## Task
Go through the records underneath and write each one out again exactly.

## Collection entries
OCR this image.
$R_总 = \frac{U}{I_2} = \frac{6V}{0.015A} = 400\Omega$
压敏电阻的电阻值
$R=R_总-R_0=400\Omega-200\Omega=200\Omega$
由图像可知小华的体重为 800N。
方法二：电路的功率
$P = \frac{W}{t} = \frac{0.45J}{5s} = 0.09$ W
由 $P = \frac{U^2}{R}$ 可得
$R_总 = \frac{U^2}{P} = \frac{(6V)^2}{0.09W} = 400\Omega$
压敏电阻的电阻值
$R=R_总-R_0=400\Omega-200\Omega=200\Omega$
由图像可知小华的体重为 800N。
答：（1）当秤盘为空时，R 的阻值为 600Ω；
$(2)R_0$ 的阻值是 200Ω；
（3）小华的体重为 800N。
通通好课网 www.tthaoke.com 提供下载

## Result
OCR this image.
$R_总 = \frac{U}{I_2} = \frac{6V}{0.015A} = 400\Omega$
压敏电阻的电阻值
$R=R_总-R_0=400\Omega-200\Omega=200\Omega$
由图像可知小华的体重为 800N。
方法二：电路的功率
$P = \frac{W}{t} = \frac{0.45J}{5s} = 0.09$ W
由 $P = \frac{U^2}{R}$ 可得
$R_总 = \frac{U^2}{P} = \frac{(6V)^2}{0.09W} = 400\Omega$
压敏电阻的电阻值
$R=R_总-R_0=400\Omega-200\Omega=200\Omega$
由图像可知小华的体重为 800N。
答：（1）当秤盘为空时，R 的阻值为 600Ω；
$(2)R_0$ 的阻值是 200Ω；
（3）小华的体重为 800N。
通通好课网 www.tthaoke.com 提供下载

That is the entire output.